» **EXERCISE OBJECTIVE**
Reproduce exactly, with no other output, every line of the data below from the line containing "Output a JSON" to the end, inclusive.

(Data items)
>>>>>

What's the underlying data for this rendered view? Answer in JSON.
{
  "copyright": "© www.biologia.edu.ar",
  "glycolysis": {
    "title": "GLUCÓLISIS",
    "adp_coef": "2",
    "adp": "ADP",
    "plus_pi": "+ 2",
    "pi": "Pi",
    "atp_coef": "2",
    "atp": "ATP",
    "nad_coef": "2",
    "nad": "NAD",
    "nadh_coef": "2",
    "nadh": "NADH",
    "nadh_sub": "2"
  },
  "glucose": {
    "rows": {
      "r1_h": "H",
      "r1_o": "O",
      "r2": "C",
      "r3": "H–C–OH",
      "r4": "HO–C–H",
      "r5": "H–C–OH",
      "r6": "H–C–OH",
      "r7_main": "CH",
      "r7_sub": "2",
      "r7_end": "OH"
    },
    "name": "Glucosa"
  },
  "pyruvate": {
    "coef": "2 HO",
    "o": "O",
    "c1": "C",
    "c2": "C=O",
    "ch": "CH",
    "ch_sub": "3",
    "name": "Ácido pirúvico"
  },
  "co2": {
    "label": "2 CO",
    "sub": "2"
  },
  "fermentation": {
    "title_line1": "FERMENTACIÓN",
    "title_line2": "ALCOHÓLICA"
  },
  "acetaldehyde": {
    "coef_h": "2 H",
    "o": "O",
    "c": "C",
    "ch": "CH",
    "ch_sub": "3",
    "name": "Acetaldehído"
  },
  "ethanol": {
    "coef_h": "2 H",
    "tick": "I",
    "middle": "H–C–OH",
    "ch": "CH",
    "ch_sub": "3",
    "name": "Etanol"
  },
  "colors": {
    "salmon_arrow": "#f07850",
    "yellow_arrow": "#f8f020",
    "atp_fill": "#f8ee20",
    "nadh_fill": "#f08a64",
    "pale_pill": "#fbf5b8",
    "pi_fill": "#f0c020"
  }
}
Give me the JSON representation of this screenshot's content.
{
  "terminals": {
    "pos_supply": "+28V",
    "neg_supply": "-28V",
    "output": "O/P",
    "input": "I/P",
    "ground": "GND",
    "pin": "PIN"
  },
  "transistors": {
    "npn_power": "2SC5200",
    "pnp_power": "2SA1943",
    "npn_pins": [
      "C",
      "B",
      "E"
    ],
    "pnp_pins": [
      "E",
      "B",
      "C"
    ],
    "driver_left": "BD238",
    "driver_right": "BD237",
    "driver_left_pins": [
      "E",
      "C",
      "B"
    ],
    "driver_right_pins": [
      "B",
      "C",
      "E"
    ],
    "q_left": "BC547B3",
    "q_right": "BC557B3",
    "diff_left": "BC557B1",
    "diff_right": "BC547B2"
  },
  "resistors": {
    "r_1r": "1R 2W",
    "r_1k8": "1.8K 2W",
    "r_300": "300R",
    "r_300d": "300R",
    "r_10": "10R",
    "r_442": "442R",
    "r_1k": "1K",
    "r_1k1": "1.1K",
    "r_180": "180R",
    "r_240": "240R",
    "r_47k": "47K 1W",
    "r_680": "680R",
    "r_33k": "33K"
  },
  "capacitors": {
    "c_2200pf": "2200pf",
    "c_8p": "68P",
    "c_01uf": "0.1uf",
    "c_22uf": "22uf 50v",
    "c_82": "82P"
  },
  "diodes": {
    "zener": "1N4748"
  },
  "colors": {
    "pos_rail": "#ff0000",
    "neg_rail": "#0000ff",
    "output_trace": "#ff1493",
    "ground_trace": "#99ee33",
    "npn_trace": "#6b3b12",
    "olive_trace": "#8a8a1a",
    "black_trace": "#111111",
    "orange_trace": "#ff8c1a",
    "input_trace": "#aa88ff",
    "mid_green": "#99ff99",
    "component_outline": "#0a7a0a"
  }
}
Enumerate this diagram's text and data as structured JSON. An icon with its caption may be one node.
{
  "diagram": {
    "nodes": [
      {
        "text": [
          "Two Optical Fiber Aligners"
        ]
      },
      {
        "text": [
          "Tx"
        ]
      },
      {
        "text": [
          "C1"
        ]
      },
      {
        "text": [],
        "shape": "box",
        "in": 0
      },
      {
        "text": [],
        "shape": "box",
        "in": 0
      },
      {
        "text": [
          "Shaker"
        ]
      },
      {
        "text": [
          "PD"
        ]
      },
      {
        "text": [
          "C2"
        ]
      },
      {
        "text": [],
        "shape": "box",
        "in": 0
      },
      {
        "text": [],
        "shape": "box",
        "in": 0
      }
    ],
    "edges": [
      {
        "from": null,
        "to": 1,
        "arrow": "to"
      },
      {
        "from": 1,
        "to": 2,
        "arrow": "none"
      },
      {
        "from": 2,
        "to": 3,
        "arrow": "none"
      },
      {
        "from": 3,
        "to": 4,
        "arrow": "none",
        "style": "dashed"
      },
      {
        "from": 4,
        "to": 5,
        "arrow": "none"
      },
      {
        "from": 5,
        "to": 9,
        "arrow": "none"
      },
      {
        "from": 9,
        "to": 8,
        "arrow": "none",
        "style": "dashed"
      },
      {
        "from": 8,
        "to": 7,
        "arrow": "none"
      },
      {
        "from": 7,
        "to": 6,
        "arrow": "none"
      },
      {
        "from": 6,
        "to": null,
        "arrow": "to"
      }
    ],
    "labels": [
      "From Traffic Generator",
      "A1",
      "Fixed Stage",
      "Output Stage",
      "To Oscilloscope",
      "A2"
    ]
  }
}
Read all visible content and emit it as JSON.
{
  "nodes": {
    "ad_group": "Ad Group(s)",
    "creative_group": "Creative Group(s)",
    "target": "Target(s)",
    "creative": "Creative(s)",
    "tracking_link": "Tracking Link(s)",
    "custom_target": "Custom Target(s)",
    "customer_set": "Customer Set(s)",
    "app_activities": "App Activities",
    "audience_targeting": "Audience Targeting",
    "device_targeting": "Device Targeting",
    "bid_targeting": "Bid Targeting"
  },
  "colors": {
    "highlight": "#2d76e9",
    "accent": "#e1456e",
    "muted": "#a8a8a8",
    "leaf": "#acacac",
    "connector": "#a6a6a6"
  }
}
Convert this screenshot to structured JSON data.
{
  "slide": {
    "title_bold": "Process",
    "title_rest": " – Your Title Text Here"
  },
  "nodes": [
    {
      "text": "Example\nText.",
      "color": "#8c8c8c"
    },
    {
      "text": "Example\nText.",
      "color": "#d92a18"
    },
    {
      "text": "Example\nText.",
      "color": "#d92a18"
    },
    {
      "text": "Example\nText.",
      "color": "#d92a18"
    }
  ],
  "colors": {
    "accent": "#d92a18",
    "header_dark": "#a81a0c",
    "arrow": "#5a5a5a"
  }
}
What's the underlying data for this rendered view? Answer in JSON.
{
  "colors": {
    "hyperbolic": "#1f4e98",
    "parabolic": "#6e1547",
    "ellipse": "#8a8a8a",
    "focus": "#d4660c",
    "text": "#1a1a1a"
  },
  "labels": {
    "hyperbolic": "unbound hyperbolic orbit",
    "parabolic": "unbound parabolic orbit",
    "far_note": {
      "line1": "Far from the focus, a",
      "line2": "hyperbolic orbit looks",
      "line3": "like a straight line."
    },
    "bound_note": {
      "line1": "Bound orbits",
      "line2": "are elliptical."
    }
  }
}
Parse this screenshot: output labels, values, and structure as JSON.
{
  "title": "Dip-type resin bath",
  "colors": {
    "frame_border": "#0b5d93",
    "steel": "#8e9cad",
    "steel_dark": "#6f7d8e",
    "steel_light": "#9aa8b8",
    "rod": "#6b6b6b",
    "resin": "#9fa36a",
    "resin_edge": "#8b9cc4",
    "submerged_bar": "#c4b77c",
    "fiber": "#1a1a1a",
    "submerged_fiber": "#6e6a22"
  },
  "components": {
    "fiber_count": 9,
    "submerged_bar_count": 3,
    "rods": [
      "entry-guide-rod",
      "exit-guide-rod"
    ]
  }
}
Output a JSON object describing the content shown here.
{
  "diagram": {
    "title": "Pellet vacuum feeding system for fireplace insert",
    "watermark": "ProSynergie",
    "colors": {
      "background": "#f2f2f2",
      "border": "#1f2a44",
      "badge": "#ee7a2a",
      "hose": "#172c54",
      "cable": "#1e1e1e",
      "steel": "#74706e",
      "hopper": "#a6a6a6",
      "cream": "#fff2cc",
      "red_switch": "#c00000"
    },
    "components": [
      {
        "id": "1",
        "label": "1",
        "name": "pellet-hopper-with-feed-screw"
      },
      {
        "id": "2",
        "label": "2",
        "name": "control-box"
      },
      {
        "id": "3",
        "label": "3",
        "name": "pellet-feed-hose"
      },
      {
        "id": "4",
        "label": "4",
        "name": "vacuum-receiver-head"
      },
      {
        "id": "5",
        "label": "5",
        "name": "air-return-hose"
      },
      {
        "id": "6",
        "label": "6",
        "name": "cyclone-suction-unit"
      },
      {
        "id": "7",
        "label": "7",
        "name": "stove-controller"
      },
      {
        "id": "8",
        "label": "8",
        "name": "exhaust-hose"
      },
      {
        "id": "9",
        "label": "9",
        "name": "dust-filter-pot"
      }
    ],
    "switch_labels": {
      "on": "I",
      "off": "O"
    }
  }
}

<<<<<

» **OUTPUT BELOW**
Output a JSON object describing the content shown here.
{
  "diagram": {
    "title": "Pellet vacuum feeding system for fireplace insert",
    "watermark": "ProSynergie",
    "colors": {
      "background": "#f2f2f2",
      "border": "#1f2a44",
      "badge": "#ee7a2a",
      "hose": "#172c54",
      "cable": "#1e1e1e",
      "steel": "#74706e",
      "hopper": "#a6a6a6",
      "cream": "#fff2cc",
      "red_switch": "#c00000"
    },
    "components": [
      {
        "id": "1",
        "label": "1",
        "name": "pellet-hopper-with-feed-screw"
      },
      {
        "id": "2",
        "label": "2",
        "name": "control-box"
      },
      {
        "id": "3",
        "label": "3",
        "name": "pellet-feed-hose"
      },
      {
        "id": "4",
        "label": "4",
        "name": "vacuum-receiver-head"
      },
      {
        "id": "5",
        "label": "5",
        "name": "air-return-hose"
      },
      {
        "id": "6",
        "label": "6",
        "name": "cyclone-suction-unit"
      },
      {
        "id": "7",
        "label": "7",
        "name": "stove-controller"
      },
      {
        "id": "8",
        "label": "8",
        "name": "exhaust-hose"
      },
      {
        "id": "9",
        "label": "9",
        "name": "dust-filter-pot"
      }
    ],
    "switch_labels": {
      "on": "I",
      "off": "O"
    }
  }
}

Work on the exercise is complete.